INPUT start
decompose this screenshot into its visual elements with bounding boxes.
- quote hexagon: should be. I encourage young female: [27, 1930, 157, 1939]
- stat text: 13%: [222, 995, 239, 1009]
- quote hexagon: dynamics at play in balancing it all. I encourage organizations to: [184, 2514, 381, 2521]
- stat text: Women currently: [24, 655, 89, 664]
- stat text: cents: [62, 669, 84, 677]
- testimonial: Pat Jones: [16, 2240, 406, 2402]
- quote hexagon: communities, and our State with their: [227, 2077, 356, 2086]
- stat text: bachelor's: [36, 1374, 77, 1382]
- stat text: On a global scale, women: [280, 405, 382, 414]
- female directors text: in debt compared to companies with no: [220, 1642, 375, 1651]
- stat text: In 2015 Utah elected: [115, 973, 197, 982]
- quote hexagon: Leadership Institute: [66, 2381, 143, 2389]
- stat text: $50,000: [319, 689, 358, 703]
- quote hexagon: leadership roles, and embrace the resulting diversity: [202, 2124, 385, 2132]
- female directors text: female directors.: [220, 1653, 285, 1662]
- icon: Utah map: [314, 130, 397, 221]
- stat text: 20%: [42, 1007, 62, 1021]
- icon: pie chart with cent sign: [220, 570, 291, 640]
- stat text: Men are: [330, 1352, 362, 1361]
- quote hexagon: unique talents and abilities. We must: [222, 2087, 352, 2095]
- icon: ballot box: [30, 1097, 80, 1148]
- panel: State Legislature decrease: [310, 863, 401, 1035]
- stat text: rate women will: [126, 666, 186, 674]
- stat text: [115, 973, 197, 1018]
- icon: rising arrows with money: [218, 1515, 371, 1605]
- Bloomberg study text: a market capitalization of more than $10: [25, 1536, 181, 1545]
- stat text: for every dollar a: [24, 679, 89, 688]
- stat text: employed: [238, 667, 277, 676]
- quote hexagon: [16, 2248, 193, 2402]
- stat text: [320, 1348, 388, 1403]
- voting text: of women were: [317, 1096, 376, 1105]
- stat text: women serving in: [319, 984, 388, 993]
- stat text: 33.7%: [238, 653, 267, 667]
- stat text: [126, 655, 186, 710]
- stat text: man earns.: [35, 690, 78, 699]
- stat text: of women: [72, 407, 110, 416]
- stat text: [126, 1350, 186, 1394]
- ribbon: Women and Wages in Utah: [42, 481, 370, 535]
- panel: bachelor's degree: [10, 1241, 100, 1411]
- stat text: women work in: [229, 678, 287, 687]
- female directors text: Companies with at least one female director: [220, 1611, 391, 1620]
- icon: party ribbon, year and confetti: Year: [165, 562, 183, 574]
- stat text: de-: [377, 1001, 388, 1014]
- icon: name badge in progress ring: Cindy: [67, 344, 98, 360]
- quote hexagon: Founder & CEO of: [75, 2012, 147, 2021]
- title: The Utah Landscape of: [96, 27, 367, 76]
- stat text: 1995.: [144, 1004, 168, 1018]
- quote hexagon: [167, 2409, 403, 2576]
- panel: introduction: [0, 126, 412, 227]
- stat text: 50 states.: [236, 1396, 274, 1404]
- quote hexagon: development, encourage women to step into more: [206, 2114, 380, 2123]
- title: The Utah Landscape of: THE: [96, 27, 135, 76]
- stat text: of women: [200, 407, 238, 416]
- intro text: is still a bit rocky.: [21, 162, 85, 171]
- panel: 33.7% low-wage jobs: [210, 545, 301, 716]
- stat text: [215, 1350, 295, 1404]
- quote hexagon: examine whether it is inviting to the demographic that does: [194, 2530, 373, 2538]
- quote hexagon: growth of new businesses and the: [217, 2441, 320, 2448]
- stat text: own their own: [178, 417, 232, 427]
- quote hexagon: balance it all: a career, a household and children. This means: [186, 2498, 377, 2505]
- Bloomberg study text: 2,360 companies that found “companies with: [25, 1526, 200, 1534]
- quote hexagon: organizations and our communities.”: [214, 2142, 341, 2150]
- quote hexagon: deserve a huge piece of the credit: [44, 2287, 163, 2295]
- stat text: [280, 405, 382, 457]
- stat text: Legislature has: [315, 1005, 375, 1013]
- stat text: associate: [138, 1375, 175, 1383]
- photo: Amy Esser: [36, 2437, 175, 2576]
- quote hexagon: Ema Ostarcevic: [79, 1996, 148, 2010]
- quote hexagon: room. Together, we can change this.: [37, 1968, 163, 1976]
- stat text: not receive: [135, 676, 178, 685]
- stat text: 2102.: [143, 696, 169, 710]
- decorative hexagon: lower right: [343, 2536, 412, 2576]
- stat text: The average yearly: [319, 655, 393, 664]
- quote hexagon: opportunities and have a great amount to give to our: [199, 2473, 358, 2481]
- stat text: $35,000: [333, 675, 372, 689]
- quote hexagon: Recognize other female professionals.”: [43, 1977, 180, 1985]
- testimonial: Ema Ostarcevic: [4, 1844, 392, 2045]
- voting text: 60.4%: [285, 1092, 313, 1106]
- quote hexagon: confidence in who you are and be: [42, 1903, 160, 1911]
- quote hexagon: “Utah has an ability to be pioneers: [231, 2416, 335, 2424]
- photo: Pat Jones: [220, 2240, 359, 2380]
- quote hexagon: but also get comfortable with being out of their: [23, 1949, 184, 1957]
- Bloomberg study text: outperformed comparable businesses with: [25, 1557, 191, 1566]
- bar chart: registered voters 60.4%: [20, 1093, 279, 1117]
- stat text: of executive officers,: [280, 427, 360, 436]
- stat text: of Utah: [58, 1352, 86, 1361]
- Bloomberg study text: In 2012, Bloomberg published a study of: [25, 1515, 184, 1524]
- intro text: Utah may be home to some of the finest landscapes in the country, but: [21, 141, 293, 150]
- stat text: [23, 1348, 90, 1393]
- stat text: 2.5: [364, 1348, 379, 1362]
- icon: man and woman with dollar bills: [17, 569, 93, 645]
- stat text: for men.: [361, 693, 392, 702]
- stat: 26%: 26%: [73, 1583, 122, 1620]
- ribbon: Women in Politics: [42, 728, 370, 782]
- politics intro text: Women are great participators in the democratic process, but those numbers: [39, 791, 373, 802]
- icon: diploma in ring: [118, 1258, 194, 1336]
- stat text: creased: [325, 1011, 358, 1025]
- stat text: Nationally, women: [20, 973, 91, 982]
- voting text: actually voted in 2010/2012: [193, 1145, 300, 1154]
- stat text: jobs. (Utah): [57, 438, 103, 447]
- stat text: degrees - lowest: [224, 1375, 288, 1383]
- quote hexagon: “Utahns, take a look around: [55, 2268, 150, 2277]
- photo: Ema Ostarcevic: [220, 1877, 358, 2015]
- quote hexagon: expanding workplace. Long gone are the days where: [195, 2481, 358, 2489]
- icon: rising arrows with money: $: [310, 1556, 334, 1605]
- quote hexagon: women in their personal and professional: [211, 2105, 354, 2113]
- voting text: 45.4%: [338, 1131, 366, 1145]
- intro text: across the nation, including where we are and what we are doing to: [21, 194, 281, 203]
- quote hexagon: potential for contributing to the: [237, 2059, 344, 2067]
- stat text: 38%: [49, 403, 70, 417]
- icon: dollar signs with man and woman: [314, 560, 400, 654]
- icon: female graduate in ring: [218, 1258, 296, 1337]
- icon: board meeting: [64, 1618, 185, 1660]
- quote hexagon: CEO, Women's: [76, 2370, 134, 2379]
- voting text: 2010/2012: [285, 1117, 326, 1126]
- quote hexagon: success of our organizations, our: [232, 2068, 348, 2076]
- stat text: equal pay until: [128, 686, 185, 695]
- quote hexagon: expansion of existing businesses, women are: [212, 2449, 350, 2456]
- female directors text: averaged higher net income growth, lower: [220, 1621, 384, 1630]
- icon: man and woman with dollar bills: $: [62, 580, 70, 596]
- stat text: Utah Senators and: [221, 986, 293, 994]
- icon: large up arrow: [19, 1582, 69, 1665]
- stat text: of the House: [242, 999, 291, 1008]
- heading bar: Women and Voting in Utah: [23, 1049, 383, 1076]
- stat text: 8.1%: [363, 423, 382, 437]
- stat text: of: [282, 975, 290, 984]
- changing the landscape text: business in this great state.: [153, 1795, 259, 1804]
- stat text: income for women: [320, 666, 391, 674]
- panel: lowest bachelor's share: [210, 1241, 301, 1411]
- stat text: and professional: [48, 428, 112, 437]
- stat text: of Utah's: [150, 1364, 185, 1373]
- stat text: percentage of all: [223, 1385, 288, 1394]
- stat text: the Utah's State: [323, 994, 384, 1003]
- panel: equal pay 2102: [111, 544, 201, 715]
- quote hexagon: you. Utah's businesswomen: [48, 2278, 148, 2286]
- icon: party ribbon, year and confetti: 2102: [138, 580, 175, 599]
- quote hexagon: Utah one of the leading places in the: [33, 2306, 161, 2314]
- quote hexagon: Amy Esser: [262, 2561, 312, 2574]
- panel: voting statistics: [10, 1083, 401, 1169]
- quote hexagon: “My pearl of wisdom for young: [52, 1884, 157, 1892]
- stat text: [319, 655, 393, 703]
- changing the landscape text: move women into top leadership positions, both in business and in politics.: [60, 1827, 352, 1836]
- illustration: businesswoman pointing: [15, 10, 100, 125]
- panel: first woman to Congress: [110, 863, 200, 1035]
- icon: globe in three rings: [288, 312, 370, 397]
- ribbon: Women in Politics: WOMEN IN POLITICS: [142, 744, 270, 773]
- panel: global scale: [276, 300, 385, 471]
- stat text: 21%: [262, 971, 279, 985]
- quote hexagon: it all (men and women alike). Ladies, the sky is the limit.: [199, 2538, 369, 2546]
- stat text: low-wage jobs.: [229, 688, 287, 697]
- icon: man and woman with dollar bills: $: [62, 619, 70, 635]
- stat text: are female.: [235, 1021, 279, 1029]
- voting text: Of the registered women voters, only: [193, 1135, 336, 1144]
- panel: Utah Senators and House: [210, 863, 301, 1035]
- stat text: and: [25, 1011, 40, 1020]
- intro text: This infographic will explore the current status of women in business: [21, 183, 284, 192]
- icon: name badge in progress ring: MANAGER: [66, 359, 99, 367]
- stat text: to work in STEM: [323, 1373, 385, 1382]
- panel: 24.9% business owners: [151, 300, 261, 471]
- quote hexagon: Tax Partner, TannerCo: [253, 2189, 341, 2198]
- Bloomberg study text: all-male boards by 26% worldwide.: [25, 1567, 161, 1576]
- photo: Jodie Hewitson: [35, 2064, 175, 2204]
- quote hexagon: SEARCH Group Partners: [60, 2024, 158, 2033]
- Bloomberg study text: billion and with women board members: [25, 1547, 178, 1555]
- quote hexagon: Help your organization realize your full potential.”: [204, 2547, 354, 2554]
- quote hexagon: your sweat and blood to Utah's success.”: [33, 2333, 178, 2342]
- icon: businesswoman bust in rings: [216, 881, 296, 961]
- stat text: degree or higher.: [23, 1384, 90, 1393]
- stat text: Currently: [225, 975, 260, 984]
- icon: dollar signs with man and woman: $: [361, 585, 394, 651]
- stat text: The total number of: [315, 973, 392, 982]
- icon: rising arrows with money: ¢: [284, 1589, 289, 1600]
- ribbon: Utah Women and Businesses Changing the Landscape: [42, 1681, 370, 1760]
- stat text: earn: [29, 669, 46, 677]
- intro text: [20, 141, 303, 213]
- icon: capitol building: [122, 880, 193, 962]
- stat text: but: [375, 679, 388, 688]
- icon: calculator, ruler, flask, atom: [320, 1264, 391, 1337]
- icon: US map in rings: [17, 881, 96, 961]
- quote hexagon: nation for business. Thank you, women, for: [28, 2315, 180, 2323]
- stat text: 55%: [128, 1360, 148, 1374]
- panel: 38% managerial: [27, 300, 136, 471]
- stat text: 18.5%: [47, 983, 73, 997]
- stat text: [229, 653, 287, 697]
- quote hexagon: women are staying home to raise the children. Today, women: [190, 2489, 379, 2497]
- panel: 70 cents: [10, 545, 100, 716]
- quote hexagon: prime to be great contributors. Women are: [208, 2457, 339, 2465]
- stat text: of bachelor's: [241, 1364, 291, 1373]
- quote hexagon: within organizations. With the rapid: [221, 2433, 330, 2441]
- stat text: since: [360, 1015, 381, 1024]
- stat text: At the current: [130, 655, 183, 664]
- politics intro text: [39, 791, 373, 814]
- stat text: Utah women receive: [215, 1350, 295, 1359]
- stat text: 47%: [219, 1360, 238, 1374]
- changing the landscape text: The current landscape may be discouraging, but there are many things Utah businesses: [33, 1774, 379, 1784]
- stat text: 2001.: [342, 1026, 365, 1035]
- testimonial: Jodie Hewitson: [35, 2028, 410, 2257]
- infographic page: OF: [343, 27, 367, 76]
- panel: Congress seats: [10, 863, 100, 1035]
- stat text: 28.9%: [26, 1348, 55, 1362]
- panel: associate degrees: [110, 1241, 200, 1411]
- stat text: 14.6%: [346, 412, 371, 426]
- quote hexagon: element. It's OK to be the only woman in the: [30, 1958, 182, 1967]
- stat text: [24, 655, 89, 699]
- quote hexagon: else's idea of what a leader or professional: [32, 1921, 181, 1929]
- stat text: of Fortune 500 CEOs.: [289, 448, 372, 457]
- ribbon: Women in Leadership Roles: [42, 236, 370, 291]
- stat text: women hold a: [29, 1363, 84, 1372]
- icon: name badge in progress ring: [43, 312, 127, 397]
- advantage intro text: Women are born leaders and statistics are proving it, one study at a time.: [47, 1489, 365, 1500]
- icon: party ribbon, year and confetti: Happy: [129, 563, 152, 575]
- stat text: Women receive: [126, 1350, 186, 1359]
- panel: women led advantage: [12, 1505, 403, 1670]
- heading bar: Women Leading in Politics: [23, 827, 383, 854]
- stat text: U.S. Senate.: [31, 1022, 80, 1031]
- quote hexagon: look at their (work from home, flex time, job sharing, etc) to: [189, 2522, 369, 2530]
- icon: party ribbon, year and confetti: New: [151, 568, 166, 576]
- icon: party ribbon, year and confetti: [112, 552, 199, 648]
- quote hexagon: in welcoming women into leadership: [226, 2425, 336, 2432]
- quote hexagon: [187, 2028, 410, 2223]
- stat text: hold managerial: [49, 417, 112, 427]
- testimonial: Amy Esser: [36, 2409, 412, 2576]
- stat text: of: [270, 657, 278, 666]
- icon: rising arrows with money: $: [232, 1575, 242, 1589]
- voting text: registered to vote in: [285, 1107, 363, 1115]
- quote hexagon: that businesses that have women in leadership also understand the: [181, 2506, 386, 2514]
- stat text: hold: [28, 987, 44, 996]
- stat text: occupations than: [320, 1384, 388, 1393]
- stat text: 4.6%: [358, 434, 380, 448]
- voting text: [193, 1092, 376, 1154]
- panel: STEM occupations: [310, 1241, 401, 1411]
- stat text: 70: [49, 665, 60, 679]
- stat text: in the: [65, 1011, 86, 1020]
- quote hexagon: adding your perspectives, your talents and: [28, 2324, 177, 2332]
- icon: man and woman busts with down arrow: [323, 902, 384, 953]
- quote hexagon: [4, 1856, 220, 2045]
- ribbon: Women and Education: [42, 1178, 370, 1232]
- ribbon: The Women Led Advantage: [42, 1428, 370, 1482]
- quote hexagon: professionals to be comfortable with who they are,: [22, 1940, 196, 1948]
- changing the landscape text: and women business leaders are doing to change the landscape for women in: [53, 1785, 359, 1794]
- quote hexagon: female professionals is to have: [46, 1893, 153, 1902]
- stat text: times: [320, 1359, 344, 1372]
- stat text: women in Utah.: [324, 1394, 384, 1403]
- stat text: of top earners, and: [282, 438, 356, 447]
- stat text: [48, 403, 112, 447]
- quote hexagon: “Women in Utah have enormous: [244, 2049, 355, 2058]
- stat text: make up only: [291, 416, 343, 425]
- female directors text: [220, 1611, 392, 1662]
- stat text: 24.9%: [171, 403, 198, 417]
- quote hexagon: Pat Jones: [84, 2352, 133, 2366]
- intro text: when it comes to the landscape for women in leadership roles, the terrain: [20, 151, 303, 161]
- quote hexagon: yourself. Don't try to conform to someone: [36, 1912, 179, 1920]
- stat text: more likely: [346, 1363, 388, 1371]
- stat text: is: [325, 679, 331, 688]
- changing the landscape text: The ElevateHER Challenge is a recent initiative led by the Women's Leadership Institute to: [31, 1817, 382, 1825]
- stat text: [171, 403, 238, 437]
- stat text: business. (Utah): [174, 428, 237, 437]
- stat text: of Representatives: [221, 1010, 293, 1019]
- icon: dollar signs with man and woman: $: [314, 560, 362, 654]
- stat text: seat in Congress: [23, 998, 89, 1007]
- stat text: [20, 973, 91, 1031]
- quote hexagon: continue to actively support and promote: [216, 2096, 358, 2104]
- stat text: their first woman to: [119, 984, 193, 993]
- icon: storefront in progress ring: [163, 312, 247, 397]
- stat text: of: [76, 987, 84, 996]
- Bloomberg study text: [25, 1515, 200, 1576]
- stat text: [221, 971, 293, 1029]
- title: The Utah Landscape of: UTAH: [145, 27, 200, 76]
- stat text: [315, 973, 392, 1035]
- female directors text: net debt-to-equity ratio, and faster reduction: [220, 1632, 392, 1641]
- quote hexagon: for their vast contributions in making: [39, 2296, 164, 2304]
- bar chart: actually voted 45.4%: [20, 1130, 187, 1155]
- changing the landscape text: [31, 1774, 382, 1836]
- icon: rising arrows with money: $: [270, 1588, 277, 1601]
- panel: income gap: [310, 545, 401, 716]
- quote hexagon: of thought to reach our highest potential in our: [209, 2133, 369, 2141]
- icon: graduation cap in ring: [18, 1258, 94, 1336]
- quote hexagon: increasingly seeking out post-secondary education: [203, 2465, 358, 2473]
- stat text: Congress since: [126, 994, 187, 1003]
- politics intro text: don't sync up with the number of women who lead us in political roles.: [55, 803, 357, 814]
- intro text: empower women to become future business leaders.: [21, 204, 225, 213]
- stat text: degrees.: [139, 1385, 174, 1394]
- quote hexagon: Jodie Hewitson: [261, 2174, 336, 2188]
INPUT end
# INSTRUCTIONS TO FOLLOW
Set down the lines from the first one up to and including the line that contains "- Bloomberg study text: a market", copying each one without any change.

# ANSWER TO THIS PROBLEM
decompose this screenshot into its visual elements with bounding boxes.
- quote hexagon: should be. I encourage young female: [27, 1930, 157, 1939]
- stat text: 13%: [222, 995, 239, 1009]
- quote hexagon: dynamics at play in balancing it all. I encourage organizations to: [184, 2514, 381, 2521]
- stat text: Women currently: [24, 655, 89, 664]
- stat text: cents: [62, 669, 84, 677]
- testimonial: Pat Jones: [16, 2240, 406, 2402]
- quote hexagon: communities, and our State with their: [227, 2077, 356, 2086]
- stat text: bachelor's: [36, 1374, 77, 1382]
- stat text: On a global scale, women: [280, 405, 382, 414]
- female directors text: in debt compared to companies with no: [220, 1642, 375, 1651]
- stat text: In 2015 Utah elected: [115, 973, 197, 982]
- quote hexagon: Leadership Institute: [66, 2381, 143, 2389]
- stat text: $50,000: [319, 689, 358, 703]
- quote hexagon: leadership roles, and embrace the resulting diversity: [202, 2124, 385, 2132]
- female directors text: female directors.: [220, 1653, 285, 1662]
- icon: Utah map: [314, 130, 397, 221]
- stat text: 20%: [42, 1007, 62, 1021]
- icon: pie chart with cent sign: [220, 570, 291, 640]
- stat text: Men are: [330, 1352, 362, 1361]
- quote hexagon: unique talents and abilities. We must: [222, 2087, 352, 2095]
- icon: ballot box: [30, 1097, 80, 1148]
- panel: State Legislature decrease: [310, 863, 401, 1035]
- stat text: rate women will: [126, 666, 186, 674]
- stat text: [115, 973, 197, 1018]
- icon: rising arrows with money: [218, 1515, 371, 1605]
- Bloomberg study text: a market capitalization of more than $10: [25, 1536, 181, 1545]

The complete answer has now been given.